VORGELEGTER TEXT
Seminare von Wiebke Eymess seit 2006:
Die Elfe im Kabarett



Universität Hildesheim, Sommersemester 2008

Kabarett mit Shakespeare

Arbeitsform: Projekt
  Inhalt: Wie adaptiert man mit kabarettistischen Mitteln Motive des shakespeareschen Werkes für ein Hildesheimer Theaterprojekt im Jahr 2008?
Indem man die Originaltexte in ihrem zeitlichen Kontext genau studiert und gleichzeitig der eigenen Lebenswirklichkeit neugierig und kritisch begegnet. Bringt man beides zusammen, prallen zwei Wirklichkeiten aufeinander, in deren Spannungsfeld äußerst komisches, aber auch kritisches Potential liegt.
Ähnlich den heutigen Kabarettisten war Shakespeare Chronist seiner Zeit, seine Stücke spiegeln Übergangsgesellschaften zwischen nationaler Erstarrung und reformatorischen Esprit, zwischen Autorität und Revolte.
Diese Chronistentätigkeit wird sich das Kabarett-Projekt zur Aufgabe machen und die studentischen Partnergruppen während des Projektsemesters mit offenen Augen und Ohren begleitet. Unter dem satirischen Brennglas entsteht ein Nummernprogramm, das den so genannten Hildesheimer Theaterbegriff ebenso augenzwinkernd thematisiert, wie es dem Basismaterial William Shakespeares mit dem Kollektiv Komik, Vielfalt und Satire zu Leibe rückt. Poetisch und banal, wohlüberlegt und aus dem Ärmel geschüttelt, geistreich und absurd, mit Wortspielen und Liedern, vor allem aber immer um mindestens zwei Ecken gedacht.


Universität Hildesheim, Wintersemester 2007/08
Der Knick im Gedankengang
Text orientierte Verfahren im Kabarett
Arbeitsform: Proseminar
Inhalt: Das Seminar vermittelt Kenntnisse der kabarettistischen Formen sowie des Aufbaus von Kabarett-Texten und Programmen. Darüber hinaus sollen fürs Kabarett geeignete Themenfelder und dazugehörige Recherchemöglichkeiten aufgezeigt werden. Wie erstelle ich einen Problemkatalog? Wie lassen sich persönliche und politische Themen in eine Kabarett wirksame Form gießen? Welche Informationsquellen gibt es?

DATENSÄTZE
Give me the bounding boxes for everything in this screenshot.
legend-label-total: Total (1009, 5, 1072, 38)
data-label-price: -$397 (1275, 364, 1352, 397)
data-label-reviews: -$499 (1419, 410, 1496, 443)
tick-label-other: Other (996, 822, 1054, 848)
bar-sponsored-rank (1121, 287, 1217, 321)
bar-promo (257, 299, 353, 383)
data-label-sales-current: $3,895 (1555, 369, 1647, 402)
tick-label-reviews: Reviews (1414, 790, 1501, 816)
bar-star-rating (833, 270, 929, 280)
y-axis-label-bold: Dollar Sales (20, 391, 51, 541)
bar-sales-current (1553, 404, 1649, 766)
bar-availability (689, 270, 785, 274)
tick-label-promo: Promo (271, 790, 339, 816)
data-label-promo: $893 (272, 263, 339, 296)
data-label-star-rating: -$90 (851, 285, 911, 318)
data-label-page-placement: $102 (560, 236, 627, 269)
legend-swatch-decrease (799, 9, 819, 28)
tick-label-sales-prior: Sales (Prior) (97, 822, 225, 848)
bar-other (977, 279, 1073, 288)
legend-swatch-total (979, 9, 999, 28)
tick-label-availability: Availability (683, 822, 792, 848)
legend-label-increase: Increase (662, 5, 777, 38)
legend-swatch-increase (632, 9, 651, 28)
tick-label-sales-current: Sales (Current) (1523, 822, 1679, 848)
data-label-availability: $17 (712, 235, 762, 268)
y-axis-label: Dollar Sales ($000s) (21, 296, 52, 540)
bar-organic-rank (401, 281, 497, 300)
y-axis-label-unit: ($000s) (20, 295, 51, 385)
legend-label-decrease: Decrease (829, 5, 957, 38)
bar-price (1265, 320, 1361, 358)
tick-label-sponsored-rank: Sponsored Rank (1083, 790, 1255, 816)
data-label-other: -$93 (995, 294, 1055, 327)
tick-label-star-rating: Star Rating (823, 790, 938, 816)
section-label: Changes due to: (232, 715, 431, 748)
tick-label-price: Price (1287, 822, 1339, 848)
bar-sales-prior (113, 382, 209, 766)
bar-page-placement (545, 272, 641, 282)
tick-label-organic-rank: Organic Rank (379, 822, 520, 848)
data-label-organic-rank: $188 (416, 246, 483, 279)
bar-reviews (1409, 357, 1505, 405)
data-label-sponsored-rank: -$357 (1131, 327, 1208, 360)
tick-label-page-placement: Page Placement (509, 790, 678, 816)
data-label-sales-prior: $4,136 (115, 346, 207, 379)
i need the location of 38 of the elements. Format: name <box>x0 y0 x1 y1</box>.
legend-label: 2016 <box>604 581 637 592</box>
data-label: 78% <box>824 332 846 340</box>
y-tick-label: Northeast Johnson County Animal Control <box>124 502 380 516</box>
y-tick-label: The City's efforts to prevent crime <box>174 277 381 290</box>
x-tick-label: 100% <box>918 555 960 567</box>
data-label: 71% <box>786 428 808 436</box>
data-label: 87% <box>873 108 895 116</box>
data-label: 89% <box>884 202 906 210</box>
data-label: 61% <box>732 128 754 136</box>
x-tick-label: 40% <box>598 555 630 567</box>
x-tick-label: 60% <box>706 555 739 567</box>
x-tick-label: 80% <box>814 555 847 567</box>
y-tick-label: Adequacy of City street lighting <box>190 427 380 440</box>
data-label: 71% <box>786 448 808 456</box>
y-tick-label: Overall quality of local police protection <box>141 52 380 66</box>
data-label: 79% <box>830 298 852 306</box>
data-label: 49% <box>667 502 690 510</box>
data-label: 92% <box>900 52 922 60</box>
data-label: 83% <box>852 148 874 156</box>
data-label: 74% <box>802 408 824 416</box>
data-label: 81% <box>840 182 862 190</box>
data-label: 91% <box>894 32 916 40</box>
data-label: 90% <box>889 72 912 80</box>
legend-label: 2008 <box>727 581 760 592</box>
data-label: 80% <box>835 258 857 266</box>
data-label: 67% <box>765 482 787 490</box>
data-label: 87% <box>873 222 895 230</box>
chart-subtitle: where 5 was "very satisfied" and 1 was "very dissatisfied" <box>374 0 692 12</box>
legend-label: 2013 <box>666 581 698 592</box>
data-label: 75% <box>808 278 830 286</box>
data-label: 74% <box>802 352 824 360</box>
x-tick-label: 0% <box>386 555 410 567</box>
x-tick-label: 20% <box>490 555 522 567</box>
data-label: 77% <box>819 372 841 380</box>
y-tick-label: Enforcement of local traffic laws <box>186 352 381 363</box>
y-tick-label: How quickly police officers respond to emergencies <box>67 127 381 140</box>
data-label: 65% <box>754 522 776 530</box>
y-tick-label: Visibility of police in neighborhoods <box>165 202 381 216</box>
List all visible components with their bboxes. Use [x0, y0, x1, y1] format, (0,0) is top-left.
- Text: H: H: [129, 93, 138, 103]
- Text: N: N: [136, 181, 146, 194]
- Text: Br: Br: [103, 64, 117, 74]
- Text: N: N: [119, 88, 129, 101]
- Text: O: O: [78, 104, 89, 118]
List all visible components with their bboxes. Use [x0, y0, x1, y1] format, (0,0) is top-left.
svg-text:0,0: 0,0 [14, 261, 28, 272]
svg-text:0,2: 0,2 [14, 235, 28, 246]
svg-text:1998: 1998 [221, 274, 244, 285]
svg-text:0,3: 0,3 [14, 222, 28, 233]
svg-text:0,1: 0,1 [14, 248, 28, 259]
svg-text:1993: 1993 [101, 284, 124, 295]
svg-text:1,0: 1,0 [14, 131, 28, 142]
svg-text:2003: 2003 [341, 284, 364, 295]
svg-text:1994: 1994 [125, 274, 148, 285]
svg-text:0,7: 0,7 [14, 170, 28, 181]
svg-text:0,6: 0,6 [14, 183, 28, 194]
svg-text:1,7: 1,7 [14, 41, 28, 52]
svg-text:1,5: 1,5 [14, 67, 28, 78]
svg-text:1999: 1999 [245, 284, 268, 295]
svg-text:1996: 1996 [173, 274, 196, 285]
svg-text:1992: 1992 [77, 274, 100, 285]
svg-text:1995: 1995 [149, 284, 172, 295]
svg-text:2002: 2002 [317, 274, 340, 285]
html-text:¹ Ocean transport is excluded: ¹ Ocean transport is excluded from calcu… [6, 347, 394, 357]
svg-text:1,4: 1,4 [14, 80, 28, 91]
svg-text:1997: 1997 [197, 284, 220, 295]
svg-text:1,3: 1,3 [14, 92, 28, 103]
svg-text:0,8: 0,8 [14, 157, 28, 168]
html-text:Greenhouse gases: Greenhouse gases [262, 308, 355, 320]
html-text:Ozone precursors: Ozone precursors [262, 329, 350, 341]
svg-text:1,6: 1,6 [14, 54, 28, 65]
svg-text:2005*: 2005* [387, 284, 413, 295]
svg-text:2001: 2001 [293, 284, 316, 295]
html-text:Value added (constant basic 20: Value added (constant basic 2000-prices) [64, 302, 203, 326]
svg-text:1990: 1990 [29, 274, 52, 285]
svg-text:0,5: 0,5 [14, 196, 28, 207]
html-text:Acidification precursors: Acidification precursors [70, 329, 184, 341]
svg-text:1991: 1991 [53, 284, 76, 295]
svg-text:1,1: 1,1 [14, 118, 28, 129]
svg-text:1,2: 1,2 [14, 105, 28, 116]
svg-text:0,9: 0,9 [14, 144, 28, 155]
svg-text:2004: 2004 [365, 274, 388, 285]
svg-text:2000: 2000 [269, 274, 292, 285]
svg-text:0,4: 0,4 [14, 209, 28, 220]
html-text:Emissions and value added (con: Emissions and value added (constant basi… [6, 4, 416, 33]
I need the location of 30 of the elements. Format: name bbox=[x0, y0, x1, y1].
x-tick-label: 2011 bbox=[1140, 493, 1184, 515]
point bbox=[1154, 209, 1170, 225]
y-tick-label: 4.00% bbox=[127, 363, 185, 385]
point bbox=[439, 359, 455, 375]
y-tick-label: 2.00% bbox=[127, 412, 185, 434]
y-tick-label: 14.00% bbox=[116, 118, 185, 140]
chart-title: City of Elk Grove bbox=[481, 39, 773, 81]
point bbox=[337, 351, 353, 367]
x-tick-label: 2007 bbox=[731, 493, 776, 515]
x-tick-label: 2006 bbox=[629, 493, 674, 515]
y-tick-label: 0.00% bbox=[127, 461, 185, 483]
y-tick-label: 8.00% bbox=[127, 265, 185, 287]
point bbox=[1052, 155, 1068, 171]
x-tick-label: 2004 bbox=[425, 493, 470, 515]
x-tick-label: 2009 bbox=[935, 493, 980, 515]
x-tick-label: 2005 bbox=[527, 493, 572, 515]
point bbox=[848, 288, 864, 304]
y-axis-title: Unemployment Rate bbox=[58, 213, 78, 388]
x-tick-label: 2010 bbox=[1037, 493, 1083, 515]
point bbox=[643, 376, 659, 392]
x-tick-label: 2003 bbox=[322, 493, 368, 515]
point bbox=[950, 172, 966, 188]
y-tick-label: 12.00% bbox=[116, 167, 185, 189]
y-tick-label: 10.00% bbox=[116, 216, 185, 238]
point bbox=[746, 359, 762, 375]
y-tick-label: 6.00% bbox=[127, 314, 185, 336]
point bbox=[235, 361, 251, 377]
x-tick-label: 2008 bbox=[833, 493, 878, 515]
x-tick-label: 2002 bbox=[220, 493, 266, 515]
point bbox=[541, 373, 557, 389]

AUFGABEN
• A. Übertragen Sie aus der Seminarbeschreibung wortgetreu den Abschnitt, der mit „Ähnlich den heutigen“ beginnt und sich bis einschließlich „Autorität und Revolte.“ erstreckt.
• B. Erläutern Sie anhand der Seminarbeschreibung in ein bis drei Sätzen, warum das Zusammenbringen der Originaltexte Shakespeares mit der eigenen Lebenswirklichkeit komisches und kritisches Potential bietet.
Die Datensätze stehen in keinem Zusammenhang mit der Seminarbeschreibung.

LÖSUNGEN
• A.
Ähnlich den heutigen Kabarettisten war Shakespeare Chronist seiner Zeit, seine Stücke spiegeln Übergangsgesellschaften zwischen nationaler Erstarrung und reformatorischen Esprit, zwischen Autorität und Revolte.

• B. Wer die Originaltexte in ihrem zeitlichen Kontext studiert und zugleich der eigenen Lebenswirklichkeit neugierig und kritisch begegnet, lässt zwei Wirklichkeiten aufeinanderprallen. In deren Spannungsfeld liegt äußerst komisches, aber auch kritisches Potential.